** RECORDED DATA **
____________
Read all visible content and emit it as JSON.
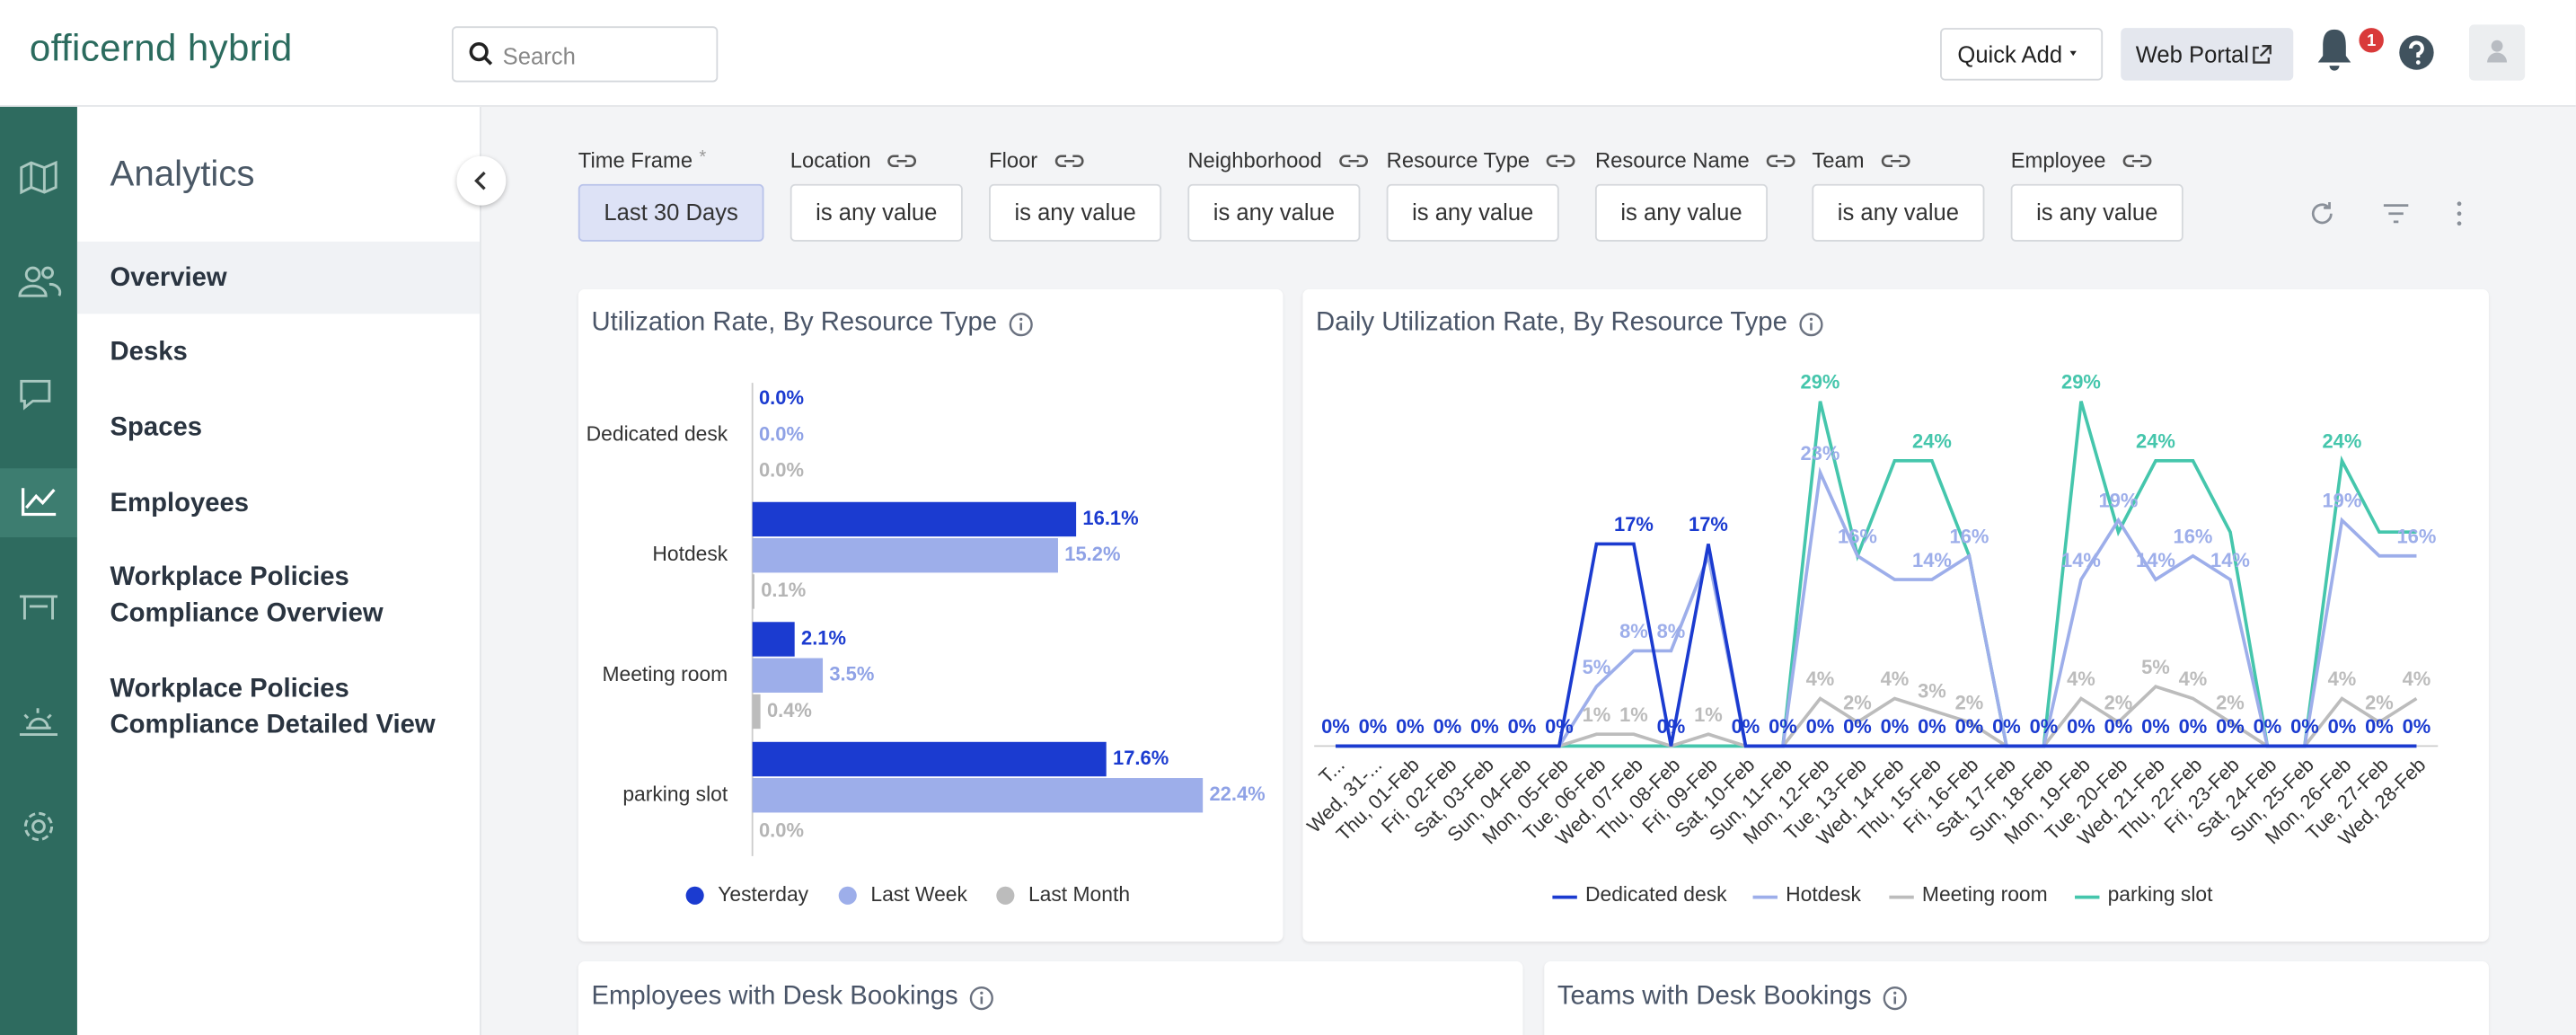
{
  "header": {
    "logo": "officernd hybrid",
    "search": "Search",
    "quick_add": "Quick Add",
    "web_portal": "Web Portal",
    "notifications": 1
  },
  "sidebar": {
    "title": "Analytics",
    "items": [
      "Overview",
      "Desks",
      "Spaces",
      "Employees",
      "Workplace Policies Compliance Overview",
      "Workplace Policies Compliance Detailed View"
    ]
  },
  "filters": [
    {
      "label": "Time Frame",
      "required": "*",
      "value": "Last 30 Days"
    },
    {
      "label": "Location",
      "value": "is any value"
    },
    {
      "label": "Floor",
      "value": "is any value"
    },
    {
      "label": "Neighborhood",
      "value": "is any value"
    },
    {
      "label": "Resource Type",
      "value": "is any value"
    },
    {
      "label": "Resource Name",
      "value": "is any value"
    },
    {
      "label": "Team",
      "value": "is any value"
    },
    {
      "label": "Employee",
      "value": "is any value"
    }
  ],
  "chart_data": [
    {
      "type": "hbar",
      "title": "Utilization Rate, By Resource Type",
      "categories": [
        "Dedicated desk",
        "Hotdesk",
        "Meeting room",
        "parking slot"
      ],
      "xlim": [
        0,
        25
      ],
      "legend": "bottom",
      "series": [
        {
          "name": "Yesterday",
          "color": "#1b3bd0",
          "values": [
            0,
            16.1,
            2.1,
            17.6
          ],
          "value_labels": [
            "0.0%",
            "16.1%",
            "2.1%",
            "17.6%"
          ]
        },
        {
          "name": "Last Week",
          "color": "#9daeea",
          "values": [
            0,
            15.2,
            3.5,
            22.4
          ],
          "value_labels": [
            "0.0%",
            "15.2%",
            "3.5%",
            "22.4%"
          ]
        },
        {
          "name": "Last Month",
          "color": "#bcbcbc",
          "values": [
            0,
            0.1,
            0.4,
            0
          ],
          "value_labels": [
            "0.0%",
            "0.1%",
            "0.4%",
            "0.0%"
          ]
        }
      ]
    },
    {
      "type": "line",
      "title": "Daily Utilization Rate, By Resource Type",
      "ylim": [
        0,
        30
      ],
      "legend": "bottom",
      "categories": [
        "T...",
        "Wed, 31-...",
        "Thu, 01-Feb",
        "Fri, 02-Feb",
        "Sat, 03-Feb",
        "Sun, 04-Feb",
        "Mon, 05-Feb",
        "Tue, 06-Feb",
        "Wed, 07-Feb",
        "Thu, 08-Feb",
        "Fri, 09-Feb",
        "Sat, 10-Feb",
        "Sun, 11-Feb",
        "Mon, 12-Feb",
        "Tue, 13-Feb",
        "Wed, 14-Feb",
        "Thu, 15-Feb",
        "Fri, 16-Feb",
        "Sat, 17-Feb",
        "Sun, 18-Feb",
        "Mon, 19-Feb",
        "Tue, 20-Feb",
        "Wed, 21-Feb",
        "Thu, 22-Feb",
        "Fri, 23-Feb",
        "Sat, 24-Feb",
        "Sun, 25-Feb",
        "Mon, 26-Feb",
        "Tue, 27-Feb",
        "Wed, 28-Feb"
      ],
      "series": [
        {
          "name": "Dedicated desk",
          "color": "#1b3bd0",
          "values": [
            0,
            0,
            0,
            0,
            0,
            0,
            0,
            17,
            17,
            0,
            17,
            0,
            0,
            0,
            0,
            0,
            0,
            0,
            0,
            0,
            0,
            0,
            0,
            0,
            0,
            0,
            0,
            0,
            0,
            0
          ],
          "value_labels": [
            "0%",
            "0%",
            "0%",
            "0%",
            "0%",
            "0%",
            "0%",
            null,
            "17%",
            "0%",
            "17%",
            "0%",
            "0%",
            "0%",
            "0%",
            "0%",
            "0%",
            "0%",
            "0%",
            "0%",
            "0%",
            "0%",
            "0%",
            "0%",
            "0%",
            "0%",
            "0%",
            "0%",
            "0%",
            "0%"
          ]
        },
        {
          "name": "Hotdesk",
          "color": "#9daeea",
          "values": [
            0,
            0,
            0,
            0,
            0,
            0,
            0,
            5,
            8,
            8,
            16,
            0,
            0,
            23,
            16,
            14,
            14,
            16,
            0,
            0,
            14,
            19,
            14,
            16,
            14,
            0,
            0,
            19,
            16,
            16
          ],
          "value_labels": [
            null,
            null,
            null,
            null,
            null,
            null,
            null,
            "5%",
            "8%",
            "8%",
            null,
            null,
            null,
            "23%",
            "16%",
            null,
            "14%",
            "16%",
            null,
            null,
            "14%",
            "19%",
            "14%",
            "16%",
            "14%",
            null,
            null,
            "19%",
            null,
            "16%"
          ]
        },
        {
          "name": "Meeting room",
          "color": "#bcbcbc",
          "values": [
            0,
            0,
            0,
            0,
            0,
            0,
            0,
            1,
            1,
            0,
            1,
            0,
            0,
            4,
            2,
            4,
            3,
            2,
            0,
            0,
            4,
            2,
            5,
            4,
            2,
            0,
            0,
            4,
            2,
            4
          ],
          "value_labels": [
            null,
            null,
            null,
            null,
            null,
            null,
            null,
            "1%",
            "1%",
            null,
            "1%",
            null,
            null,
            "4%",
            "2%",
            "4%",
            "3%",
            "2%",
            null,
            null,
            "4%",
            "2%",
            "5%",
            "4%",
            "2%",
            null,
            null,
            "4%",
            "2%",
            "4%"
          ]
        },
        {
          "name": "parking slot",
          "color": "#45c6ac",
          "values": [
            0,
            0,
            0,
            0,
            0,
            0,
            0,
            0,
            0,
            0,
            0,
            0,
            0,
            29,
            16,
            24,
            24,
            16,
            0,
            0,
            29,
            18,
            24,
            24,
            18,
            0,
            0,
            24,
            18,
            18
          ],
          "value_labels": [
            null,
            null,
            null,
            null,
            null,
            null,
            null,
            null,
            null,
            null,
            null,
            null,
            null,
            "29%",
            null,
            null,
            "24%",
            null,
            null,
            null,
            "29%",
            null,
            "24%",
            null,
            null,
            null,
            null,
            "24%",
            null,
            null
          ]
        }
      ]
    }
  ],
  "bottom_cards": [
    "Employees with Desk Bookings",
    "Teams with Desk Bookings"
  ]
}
____________
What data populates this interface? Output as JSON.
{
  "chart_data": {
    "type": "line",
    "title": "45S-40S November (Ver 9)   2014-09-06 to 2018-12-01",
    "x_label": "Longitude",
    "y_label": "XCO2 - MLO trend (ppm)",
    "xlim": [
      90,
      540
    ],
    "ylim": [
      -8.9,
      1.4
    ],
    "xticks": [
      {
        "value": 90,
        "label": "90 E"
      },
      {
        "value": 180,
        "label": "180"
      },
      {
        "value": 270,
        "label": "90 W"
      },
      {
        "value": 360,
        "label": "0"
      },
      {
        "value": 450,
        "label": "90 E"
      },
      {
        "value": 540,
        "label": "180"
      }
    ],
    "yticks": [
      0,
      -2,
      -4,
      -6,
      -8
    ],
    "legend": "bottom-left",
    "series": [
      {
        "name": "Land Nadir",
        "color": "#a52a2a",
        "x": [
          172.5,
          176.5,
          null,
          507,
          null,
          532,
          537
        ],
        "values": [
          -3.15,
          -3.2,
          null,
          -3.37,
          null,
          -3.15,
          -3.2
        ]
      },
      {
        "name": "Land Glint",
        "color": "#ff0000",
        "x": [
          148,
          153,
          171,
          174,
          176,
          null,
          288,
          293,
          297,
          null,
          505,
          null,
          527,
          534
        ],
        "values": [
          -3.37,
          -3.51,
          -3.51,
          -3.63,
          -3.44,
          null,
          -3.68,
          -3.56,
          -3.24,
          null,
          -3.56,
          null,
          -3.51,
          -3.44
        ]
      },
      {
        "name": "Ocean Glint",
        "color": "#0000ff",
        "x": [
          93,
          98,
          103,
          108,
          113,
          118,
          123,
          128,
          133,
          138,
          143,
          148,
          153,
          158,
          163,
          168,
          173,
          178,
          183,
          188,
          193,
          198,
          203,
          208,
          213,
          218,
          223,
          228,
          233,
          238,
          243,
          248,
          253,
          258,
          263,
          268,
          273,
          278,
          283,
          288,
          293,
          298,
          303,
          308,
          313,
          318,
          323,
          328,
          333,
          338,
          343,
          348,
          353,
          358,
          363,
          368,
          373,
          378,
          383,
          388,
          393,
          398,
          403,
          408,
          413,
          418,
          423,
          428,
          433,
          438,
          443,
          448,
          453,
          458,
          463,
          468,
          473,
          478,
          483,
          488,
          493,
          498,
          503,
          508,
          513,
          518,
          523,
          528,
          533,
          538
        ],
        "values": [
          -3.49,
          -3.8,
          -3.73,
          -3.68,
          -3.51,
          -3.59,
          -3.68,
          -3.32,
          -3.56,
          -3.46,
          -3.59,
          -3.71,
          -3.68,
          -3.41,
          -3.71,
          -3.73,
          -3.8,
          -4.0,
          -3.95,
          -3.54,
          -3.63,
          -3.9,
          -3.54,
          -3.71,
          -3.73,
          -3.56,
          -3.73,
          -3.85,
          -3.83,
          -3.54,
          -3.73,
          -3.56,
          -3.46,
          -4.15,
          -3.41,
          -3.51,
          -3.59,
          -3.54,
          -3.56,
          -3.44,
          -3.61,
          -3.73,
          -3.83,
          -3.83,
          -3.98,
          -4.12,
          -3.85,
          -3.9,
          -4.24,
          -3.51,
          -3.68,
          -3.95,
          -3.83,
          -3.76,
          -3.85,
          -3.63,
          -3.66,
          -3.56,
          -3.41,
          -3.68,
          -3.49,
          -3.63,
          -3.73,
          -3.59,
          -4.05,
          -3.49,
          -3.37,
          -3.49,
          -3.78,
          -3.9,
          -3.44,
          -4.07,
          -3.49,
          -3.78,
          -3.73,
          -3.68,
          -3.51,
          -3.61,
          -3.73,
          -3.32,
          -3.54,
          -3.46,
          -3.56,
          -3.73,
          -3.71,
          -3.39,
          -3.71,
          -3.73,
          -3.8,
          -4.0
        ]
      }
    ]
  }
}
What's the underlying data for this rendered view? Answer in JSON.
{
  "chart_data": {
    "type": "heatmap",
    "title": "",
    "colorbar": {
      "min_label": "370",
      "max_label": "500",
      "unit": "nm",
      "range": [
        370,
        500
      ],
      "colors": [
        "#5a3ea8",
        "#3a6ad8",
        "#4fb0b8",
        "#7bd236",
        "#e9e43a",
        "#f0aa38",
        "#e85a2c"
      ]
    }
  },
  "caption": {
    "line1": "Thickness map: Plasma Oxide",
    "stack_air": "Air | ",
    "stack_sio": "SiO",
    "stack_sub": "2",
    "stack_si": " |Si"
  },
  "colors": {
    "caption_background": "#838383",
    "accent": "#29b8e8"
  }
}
____________
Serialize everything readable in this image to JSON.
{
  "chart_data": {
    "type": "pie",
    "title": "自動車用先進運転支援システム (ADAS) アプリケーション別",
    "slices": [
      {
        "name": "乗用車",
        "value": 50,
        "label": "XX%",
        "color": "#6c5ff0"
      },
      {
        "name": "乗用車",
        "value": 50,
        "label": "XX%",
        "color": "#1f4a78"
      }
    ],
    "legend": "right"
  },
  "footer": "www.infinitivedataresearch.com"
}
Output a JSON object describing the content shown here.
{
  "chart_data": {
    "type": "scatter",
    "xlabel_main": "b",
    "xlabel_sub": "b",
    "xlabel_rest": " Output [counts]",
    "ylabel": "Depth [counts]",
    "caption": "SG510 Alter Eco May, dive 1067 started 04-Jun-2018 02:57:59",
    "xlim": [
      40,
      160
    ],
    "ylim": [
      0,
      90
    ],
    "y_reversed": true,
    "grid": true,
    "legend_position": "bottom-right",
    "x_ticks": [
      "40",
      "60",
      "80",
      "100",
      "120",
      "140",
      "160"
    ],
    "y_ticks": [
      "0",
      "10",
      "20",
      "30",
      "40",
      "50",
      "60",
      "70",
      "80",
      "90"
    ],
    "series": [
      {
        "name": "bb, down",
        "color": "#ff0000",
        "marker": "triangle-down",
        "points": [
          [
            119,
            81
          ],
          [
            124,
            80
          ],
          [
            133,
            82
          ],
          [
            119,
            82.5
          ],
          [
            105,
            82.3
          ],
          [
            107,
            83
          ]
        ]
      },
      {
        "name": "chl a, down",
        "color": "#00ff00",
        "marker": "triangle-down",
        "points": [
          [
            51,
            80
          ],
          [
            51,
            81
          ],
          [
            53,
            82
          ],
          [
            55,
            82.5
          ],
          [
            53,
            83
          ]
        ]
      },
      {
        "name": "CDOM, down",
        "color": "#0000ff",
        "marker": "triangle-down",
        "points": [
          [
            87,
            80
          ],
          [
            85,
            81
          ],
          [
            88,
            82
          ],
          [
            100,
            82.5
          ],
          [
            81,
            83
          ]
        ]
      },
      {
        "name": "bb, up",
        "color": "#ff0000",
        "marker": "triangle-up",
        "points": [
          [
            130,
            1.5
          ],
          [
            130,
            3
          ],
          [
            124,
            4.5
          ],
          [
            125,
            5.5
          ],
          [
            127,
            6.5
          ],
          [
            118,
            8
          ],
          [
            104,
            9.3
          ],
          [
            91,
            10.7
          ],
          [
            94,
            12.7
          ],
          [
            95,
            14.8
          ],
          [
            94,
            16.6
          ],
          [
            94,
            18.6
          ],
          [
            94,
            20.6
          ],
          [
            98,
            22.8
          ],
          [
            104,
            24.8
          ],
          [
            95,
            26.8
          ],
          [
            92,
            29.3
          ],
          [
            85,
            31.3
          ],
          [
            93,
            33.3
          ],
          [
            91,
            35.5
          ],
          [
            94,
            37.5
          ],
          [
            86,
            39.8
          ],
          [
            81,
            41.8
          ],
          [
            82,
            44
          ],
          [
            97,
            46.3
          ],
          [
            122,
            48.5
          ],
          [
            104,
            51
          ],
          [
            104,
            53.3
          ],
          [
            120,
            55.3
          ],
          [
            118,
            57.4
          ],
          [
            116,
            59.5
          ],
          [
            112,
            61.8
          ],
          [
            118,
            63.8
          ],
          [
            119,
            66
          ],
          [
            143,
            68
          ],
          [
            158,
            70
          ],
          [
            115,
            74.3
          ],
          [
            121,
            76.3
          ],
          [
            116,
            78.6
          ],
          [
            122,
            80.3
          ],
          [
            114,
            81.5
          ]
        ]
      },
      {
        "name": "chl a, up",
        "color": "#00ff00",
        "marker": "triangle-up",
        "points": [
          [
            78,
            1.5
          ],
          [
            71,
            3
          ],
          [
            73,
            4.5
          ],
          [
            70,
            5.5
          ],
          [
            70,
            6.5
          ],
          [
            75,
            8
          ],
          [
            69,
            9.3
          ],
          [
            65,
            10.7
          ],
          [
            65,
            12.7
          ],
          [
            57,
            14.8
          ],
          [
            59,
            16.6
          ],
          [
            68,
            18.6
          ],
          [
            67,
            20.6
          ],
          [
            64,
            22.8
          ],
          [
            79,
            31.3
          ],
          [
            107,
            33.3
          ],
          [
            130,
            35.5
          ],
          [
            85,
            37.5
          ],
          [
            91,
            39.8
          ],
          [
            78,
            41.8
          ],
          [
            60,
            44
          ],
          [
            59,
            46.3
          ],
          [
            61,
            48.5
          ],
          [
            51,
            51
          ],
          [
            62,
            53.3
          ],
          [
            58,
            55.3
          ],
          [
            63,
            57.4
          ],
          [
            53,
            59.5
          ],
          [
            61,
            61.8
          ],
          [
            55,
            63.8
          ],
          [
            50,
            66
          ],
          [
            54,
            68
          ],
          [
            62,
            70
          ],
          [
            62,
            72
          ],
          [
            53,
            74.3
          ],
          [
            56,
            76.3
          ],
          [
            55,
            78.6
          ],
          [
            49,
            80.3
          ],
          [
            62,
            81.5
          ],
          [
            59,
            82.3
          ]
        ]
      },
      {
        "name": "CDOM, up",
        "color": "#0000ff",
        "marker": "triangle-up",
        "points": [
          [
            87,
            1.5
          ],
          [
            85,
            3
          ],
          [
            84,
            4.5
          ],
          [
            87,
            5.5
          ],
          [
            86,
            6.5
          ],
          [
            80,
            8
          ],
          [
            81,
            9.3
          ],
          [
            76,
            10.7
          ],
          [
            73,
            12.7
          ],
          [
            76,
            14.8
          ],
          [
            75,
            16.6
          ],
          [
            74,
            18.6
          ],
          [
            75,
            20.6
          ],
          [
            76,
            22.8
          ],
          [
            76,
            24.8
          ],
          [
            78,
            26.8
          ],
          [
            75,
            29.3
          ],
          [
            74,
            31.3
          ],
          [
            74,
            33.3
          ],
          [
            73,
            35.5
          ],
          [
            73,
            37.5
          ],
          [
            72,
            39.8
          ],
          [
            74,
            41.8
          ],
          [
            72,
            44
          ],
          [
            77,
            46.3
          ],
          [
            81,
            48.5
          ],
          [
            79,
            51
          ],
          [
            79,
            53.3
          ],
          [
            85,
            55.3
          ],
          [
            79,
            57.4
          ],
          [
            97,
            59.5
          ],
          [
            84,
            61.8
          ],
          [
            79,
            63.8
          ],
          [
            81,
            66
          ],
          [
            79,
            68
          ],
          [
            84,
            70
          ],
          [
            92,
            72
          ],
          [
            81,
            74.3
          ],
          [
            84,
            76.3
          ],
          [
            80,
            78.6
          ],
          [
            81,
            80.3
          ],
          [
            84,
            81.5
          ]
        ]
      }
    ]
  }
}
____________
** THE EXERCISE **
Write the number of lines containing the word "Rate" and nothing besides it.

** FULL OUTPUT **
2